> _Set exercise_: Scan the records below. List lines holding "Ленина".

(Stored items)
========================================

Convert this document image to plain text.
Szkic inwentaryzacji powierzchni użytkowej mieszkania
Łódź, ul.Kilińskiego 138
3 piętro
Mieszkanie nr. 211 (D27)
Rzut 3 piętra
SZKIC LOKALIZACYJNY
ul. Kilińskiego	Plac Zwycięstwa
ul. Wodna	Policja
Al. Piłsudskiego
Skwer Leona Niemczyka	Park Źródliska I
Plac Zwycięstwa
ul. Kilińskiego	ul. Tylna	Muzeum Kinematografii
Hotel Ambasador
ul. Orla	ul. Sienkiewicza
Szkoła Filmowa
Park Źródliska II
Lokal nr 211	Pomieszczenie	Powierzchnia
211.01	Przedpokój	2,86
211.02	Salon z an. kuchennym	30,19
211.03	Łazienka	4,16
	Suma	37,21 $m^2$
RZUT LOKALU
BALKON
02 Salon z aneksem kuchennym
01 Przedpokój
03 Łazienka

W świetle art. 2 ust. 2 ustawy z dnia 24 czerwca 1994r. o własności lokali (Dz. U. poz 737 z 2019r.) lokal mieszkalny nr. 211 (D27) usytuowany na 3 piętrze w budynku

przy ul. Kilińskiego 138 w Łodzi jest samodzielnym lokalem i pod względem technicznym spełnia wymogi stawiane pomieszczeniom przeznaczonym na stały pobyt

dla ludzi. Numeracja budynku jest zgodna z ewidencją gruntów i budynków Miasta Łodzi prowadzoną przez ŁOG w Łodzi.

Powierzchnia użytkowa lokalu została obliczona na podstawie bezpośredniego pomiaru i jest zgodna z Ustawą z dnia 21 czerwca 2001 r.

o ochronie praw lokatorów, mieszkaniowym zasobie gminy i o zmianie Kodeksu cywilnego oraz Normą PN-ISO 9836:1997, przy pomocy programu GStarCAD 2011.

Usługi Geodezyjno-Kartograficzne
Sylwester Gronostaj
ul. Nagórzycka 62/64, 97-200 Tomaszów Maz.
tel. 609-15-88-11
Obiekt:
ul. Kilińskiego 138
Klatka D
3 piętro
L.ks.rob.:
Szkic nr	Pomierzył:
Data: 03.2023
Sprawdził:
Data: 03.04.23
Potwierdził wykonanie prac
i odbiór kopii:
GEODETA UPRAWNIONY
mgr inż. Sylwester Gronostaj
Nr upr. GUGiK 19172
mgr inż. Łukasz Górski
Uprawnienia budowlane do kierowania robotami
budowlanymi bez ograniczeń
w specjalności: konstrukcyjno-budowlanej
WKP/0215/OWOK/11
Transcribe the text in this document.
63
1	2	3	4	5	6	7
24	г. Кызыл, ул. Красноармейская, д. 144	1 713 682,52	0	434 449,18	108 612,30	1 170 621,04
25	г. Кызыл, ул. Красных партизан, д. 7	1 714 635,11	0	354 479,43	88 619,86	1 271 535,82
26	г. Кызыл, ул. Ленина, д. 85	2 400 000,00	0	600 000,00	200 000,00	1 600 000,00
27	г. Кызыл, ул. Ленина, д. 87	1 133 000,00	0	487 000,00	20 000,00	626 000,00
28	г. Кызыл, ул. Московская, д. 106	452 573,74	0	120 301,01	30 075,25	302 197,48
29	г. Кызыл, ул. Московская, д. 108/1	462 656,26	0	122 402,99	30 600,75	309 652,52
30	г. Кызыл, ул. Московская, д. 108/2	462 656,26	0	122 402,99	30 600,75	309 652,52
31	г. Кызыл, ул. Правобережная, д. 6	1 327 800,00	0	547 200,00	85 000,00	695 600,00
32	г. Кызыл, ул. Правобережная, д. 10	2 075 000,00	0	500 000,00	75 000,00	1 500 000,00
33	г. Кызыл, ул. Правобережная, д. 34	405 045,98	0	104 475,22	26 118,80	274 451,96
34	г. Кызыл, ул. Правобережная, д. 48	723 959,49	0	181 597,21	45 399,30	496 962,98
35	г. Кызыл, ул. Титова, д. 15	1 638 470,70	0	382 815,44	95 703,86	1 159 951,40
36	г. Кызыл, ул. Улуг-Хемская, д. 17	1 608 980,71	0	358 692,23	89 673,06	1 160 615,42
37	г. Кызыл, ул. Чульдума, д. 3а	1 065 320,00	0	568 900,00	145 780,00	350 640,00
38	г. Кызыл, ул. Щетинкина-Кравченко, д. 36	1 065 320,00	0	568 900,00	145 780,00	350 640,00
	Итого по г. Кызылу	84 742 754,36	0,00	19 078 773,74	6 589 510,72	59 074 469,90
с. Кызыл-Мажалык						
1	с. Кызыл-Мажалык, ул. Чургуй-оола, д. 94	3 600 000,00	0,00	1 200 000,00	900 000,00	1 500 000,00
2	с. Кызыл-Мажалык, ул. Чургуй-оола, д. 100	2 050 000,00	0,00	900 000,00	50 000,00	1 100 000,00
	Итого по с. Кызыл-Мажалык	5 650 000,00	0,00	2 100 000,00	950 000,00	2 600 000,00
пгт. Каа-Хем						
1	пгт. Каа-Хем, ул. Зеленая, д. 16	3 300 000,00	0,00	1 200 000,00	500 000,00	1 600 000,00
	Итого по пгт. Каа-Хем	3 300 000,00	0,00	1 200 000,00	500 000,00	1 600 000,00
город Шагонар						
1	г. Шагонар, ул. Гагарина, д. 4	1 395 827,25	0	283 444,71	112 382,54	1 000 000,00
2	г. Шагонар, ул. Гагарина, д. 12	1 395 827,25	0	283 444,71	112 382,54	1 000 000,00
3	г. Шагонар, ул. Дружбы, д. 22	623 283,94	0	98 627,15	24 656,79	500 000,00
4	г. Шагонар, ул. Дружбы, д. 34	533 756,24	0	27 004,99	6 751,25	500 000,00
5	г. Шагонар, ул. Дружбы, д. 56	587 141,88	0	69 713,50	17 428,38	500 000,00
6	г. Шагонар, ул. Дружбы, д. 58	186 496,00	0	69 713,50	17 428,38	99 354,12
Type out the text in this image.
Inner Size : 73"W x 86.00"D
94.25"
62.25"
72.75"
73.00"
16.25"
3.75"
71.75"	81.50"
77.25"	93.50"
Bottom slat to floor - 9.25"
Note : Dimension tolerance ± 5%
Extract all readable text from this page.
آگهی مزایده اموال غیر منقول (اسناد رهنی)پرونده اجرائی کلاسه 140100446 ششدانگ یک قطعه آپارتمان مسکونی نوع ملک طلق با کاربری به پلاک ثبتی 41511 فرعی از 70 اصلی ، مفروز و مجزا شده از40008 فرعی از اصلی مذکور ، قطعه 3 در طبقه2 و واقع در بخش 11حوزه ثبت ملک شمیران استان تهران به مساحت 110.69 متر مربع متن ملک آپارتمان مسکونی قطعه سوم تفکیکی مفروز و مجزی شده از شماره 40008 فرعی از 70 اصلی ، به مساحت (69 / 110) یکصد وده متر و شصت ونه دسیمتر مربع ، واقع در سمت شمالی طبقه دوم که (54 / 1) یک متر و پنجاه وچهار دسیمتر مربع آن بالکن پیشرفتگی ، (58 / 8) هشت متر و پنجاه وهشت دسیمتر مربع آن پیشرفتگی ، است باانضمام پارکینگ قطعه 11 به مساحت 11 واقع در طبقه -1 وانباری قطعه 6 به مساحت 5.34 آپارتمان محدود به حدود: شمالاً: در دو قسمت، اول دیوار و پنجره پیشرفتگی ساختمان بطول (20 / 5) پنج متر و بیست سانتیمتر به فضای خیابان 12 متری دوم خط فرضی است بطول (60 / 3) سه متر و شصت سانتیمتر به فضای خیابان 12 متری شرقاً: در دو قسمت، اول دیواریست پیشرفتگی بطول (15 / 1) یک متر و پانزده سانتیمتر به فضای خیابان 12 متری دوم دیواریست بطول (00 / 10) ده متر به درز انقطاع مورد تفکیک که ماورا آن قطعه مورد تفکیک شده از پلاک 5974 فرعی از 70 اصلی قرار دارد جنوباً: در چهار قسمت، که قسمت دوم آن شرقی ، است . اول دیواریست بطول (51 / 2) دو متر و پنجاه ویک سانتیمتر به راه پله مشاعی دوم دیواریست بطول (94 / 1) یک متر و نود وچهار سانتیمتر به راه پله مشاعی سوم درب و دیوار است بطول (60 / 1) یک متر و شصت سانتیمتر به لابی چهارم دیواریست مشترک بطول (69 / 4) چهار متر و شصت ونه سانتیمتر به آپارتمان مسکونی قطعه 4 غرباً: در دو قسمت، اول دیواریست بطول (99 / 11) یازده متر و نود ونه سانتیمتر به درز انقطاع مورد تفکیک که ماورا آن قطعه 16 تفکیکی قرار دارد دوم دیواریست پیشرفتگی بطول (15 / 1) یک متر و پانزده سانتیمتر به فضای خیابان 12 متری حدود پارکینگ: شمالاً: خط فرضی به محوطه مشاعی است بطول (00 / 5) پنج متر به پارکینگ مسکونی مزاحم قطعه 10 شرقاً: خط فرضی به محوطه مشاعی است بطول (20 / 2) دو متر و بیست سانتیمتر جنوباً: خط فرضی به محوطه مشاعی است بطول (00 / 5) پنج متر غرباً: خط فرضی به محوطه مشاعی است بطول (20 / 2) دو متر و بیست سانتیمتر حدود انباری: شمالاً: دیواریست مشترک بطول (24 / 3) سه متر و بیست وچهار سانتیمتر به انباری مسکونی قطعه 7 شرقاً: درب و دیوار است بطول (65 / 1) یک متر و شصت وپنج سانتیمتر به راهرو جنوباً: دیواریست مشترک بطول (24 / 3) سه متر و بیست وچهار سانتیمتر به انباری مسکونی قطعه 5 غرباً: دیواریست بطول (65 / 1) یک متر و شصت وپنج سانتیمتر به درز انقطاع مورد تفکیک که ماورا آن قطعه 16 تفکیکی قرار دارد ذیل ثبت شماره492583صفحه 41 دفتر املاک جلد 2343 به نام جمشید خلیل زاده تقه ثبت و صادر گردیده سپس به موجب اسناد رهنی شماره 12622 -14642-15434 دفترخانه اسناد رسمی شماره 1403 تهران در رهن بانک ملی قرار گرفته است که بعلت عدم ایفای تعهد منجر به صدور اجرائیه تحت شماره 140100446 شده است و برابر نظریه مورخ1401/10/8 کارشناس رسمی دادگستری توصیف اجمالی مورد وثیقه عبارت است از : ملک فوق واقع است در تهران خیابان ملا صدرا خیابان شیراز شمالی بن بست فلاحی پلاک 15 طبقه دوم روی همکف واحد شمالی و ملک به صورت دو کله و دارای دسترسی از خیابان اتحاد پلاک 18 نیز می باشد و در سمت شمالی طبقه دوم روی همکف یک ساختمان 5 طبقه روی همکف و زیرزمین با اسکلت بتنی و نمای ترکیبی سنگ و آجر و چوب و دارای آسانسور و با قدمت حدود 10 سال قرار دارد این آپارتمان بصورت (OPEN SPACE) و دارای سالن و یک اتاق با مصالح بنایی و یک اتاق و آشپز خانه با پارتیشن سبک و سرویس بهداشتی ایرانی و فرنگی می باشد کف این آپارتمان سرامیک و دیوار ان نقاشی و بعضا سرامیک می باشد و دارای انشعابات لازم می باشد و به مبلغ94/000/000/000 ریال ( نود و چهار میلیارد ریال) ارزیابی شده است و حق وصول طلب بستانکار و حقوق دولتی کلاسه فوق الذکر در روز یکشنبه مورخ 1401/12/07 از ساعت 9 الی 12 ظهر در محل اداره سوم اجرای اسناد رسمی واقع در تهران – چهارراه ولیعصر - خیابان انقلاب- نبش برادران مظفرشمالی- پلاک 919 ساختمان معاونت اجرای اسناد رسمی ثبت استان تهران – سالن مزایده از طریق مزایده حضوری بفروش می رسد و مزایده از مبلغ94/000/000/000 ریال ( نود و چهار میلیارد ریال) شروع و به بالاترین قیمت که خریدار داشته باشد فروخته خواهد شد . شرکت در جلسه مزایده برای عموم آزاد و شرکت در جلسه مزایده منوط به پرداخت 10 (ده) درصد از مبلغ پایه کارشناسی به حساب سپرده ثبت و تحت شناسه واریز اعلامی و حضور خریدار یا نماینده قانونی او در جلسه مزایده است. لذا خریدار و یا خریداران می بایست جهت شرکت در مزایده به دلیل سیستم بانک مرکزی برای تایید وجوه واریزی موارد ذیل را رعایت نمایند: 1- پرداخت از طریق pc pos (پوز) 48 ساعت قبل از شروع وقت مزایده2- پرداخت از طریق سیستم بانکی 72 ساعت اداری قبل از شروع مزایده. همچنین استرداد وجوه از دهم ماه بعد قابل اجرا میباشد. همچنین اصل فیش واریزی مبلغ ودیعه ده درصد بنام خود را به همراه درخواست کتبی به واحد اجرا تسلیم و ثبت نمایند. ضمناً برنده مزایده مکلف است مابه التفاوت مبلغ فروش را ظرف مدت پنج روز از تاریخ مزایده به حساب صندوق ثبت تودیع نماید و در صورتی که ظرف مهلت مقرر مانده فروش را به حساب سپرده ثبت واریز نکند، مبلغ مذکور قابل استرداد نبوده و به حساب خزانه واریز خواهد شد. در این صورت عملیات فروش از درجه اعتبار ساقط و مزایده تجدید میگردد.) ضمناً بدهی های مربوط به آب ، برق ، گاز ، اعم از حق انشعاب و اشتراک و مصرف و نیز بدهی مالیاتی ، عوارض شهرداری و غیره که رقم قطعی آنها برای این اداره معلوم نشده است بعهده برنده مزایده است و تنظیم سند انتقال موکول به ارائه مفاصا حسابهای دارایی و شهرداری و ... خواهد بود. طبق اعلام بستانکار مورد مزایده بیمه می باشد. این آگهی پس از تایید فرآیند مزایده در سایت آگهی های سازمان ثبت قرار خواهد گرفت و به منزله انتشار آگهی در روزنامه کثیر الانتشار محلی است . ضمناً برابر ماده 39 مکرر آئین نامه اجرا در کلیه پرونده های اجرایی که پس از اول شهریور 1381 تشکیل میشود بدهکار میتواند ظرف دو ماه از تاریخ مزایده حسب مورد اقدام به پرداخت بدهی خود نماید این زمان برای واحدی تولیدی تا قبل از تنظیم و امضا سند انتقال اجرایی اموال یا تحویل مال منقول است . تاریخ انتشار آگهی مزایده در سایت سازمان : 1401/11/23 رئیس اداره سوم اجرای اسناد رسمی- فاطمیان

========================================

> _The answer_:
26	г. Кызыл, ул. Ленина, д. 85	2 400 000,00	0	600 000,00	200 000,00	1 600 000,00
27	г. Кызыл, ул. Ленина, д. 87	1 133 000,00	0	487 000,00	20 000,00	626 000,00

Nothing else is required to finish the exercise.